[Dataset rows about figures]

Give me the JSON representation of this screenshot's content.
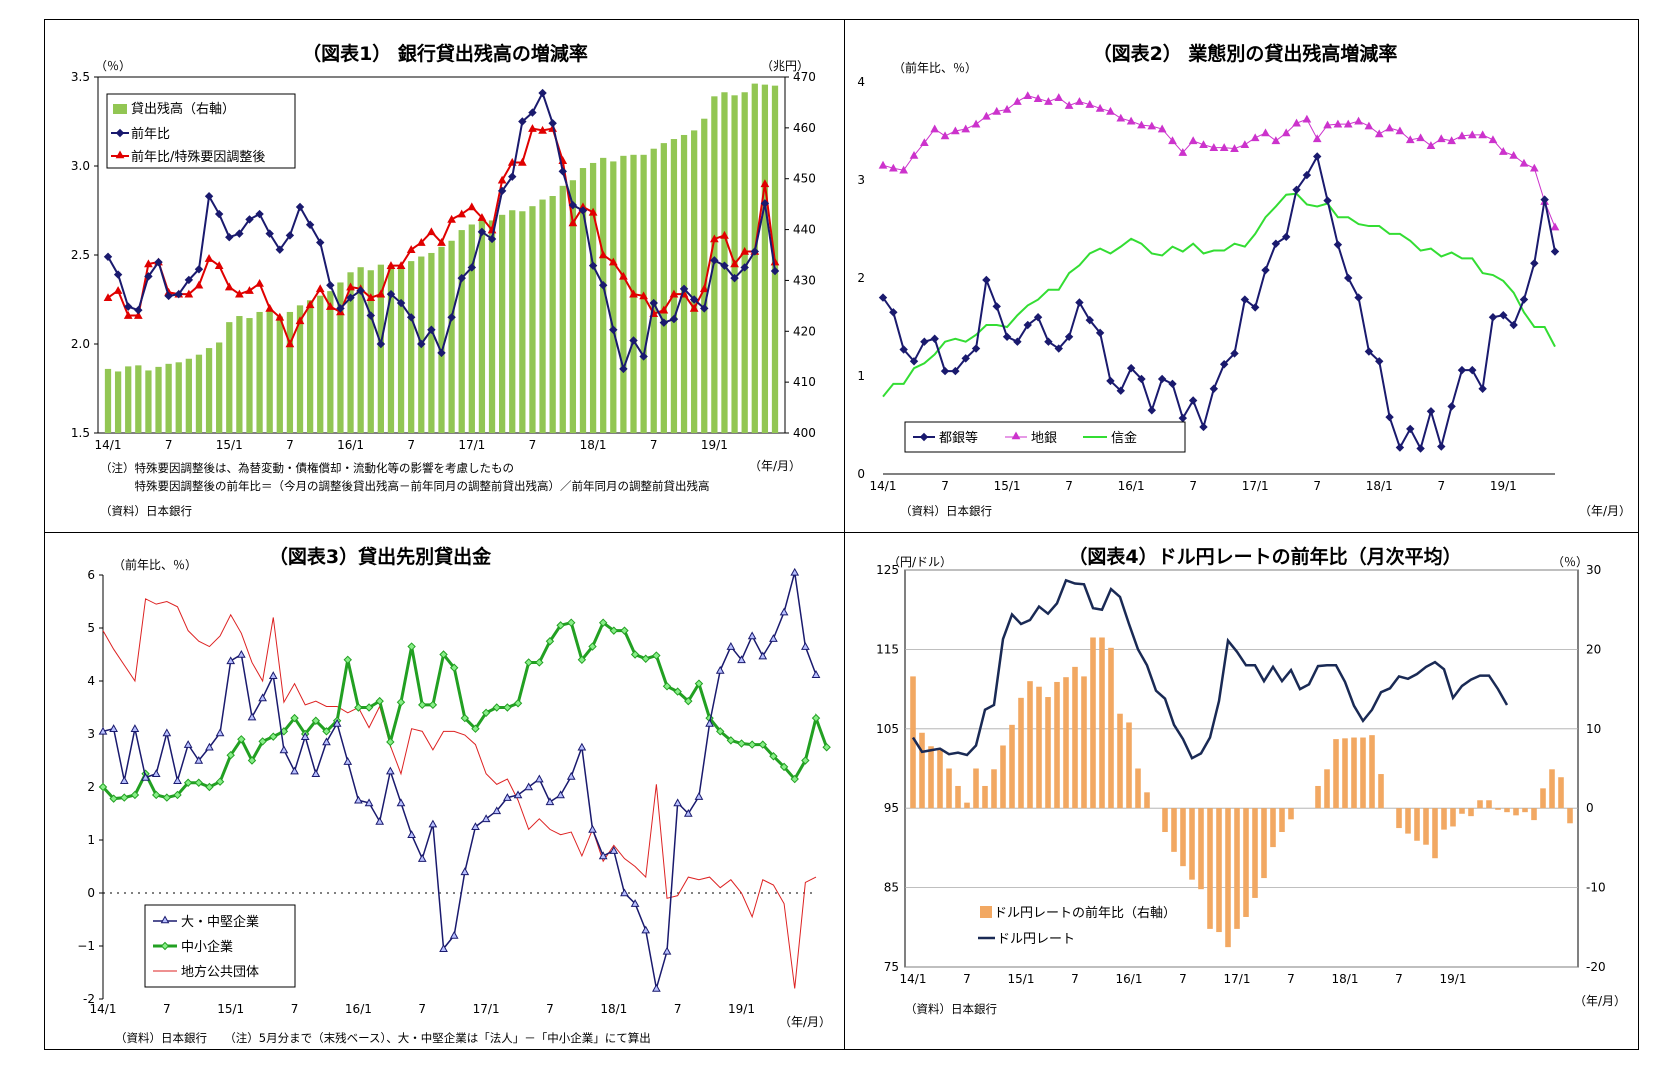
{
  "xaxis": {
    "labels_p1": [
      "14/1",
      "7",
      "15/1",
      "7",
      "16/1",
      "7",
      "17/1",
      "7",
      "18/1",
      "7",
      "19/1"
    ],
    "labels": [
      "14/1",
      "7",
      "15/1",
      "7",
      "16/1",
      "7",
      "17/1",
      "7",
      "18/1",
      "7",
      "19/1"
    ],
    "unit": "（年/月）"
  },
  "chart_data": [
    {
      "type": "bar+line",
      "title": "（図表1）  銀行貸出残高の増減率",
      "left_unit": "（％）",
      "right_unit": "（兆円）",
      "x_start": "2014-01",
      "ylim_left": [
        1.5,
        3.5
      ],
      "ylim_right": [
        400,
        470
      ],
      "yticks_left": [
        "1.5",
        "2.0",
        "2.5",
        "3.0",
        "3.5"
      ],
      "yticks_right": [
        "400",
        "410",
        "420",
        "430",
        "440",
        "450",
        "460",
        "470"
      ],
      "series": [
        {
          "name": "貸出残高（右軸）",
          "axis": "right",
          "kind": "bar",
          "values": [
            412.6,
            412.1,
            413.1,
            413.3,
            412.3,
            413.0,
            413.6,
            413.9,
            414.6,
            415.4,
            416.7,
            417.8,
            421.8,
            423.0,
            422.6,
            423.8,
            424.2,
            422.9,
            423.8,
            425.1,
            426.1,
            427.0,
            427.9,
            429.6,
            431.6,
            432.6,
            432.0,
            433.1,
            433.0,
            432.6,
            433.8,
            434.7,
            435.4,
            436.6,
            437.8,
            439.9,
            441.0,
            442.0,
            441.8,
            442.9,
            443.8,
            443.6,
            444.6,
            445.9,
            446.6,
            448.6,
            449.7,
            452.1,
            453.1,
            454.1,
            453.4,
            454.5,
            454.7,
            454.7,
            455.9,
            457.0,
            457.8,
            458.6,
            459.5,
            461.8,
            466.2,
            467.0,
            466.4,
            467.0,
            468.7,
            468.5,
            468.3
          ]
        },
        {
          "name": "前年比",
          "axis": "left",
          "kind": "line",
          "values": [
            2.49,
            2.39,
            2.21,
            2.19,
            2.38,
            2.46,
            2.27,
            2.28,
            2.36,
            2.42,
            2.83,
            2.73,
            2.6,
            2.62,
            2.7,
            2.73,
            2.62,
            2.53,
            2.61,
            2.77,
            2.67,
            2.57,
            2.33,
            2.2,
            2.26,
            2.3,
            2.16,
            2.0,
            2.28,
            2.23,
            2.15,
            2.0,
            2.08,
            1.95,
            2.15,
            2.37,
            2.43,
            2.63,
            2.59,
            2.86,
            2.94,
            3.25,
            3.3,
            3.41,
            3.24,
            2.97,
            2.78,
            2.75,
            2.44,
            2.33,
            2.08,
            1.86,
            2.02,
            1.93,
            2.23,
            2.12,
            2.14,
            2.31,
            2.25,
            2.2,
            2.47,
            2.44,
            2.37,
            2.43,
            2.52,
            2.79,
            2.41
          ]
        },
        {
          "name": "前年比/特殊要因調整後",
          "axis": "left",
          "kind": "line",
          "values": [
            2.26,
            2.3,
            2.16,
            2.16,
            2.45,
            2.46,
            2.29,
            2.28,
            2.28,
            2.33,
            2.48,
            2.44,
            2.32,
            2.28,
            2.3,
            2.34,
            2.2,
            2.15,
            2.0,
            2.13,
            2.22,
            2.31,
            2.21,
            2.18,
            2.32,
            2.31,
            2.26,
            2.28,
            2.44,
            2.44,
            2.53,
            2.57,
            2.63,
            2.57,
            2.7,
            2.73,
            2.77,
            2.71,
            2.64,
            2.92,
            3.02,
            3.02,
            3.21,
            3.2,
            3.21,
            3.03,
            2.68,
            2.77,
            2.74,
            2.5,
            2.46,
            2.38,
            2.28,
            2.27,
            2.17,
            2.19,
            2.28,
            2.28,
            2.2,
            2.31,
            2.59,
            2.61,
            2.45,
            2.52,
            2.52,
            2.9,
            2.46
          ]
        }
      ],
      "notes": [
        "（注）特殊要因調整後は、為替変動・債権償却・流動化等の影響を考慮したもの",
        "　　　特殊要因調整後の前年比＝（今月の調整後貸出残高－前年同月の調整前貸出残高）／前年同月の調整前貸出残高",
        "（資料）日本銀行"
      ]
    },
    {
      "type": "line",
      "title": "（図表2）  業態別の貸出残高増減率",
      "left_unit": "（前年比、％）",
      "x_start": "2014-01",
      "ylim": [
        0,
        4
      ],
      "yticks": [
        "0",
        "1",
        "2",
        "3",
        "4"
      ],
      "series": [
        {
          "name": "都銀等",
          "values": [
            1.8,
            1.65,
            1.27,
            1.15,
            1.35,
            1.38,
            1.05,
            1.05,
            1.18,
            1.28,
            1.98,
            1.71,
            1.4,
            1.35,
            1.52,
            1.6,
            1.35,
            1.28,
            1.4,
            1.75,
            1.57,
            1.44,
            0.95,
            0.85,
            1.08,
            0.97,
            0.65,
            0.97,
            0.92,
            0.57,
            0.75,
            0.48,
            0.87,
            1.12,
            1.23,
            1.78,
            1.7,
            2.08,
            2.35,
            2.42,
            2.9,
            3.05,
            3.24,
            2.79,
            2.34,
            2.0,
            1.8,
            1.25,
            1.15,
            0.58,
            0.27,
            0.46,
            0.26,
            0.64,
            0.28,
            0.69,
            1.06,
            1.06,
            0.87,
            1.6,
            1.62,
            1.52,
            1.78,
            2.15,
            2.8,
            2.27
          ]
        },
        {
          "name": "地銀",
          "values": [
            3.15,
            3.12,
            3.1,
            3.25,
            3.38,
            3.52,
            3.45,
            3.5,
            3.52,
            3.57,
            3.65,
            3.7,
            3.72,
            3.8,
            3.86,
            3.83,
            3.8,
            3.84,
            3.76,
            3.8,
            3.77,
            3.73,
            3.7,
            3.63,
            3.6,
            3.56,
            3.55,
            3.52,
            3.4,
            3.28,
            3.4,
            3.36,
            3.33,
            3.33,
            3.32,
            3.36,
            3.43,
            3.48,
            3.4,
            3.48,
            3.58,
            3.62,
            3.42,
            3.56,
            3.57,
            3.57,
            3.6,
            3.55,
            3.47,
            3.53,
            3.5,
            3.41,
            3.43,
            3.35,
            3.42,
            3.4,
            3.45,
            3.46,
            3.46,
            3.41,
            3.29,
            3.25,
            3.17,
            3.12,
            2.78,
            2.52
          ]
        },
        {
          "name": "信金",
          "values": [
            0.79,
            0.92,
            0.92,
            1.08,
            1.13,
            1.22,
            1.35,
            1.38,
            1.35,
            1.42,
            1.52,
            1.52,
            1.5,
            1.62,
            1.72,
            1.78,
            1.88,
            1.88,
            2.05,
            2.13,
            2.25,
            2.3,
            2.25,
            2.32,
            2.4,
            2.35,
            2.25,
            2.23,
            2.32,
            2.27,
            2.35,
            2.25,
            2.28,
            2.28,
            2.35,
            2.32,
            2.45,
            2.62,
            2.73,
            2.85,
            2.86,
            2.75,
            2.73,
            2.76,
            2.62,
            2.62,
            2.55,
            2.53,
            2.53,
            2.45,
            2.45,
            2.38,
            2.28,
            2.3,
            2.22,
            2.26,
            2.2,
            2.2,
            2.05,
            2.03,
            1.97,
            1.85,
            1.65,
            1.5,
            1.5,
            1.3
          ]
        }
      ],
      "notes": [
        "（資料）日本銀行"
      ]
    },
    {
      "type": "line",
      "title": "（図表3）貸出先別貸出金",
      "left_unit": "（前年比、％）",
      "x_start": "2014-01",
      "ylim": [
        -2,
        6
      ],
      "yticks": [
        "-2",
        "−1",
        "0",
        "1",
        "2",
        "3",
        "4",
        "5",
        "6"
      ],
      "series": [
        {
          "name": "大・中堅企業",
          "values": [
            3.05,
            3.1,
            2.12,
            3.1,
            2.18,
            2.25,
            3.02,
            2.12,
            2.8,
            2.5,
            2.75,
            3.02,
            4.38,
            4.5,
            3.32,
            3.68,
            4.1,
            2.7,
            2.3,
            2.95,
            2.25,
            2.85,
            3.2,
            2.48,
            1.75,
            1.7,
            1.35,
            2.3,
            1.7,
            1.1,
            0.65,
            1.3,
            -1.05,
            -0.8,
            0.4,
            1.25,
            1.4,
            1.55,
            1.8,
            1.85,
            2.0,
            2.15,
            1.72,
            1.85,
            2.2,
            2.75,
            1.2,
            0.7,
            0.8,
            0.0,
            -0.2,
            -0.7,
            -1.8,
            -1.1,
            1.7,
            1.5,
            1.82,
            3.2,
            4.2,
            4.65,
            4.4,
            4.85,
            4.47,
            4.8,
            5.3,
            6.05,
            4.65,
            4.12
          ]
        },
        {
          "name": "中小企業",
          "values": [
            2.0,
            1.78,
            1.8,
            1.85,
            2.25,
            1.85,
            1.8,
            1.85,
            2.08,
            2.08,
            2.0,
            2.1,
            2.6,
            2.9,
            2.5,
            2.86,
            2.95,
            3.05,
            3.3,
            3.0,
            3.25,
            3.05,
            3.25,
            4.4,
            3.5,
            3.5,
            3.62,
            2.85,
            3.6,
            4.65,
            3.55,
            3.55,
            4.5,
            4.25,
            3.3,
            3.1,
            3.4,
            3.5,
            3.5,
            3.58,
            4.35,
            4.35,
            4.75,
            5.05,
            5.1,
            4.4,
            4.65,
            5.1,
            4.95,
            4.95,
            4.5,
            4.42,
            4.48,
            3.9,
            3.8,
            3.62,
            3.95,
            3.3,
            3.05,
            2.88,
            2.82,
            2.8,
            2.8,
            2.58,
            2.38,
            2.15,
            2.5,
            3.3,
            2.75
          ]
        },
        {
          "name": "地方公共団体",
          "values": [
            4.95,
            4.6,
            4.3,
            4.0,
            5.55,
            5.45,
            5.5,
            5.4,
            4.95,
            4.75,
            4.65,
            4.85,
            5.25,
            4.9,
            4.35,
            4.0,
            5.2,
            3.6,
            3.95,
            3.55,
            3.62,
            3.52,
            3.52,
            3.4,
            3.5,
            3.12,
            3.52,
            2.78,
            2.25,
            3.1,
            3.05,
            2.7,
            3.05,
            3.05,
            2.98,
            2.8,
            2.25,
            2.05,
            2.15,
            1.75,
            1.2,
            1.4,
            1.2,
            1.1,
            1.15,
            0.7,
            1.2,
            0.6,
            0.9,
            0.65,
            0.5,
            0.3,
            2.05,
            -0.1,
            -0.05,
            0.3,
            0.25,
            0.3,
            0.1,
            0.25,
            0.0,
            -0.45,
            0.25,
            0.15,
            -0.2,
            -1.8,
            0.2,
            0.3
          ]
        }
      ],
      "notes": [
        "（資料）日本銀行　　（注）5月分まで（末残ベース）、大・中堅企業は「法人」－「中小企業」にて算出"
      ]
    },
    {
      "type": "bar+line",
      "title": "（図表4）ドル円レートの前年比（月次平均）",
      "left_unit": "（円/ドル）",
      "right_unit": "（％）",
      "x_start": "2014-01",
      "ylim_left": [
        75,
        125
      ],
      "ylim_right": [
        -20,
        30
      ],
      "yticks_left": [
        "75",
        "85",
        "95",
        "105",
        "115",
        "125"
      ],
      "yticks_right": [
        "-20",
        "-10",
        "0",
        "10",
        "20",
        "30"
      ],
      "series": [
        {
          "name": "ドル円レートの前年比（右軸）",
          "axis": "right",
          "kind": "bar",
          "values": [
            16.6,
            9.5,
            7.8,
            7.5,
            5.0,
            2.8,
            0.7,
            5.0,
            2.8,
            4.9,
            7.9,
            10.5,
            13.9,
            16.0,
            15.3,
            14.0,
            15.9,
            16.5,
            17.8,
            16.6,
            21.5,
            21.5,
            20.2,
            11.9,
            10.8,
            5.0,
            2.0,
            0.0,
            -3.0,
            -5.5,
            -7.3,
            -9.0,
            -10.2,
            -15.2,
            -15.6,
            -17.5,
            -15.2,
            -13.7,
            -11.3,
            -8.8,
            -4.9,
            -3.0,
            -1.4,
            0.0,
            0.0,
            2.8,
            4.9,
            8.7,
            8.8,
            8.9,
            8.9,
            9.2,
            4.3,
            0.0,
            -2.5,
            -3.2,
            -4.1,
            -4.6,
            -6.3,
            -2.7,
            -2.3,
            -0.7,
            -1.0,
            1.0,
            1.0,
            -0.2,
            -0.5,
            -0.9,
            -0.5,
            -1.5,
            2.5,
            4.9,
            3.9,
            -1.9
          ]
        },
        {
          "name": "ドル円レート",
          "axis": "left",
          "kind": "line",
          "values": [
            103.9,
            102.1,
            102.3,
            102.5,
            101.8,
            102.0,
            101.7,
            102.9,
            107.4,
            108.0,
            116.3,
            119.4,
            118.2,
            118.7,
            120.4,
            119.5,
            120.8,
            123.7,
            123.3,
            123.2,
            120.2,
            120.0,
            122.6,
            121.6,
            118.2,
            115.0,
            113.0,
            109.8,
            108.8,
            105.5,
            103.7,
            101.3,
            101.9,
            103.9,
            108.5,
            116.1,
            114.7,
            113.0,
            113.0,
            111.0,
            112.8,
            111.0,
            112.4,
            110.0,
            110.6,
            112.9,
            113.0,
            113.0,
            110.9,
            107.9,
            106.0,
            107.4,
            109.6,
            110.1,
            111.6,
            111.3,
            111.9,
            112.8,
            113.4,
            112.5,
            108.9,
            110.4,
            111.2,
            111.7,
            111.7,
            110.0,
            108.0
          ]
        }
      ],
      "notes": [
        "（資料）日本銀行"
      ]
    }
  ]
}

#### Exercise brief:
List all lines above in which the string "title" appears.

#### Response:
      "title": "（図表1）  銀行貸出残高の増減率",
      "title": "（図表2）  業態別の貸出残高増減率",
      "title": "（図表3）貸出先別貸出金",
      "title": "（図表4）ドル円レートの前年比（月次平均）",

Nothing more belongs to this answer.